Extracted information:
◇ ◇ ◇ ◇ ◇ ◇ ◇
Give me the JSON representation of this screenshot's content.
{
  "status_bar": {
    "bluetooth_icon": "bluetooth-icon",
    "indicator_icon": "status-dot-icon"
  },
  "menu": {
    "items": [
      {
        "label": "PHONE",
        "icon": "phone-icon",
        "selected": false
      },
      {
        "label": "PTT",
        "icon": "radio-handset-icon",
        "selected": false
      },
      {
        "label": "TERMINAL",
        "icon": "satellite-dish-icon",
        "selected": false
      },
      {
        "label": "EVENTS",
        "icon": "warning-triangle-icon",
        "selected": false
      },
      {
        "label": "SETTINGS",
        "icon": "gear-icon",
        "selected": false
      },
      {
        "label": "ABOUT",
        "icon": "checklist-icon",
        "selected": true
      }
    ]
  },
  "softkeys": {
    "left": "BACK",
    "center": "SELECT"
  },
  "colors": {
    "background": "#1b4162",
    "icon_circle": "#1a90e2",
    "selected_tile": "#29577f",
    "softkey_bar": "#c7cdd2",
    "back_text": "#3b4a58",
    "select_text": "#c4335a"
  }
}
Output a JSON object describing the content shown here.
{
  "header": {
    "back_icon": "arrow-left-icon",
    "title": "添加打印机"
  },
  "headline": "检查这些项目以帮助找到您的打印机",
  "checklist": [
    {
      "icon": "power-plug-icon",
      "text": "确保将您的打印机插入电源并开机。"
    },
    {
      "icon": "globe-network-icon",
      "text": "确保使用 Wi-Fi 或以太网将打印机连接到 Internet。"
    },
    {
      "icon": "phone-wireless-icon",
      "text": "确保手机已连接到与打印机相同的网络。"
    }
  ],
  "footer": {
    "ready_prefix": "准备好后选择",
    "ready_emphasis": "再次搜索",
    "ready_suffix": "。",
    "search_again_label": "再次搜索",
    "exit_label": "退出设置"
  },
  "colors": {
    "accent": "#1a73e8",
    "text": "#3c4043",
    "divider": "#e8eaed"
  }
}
◇ ◇ ◇ ◇ ◇ ◇ ◇
The request:
Only lines that contain the word "JSON" are wanted; copy each of them.

Task solution:
Give me the JSON representation of this screenshot's content.
Output a JSON object describing the content shown here.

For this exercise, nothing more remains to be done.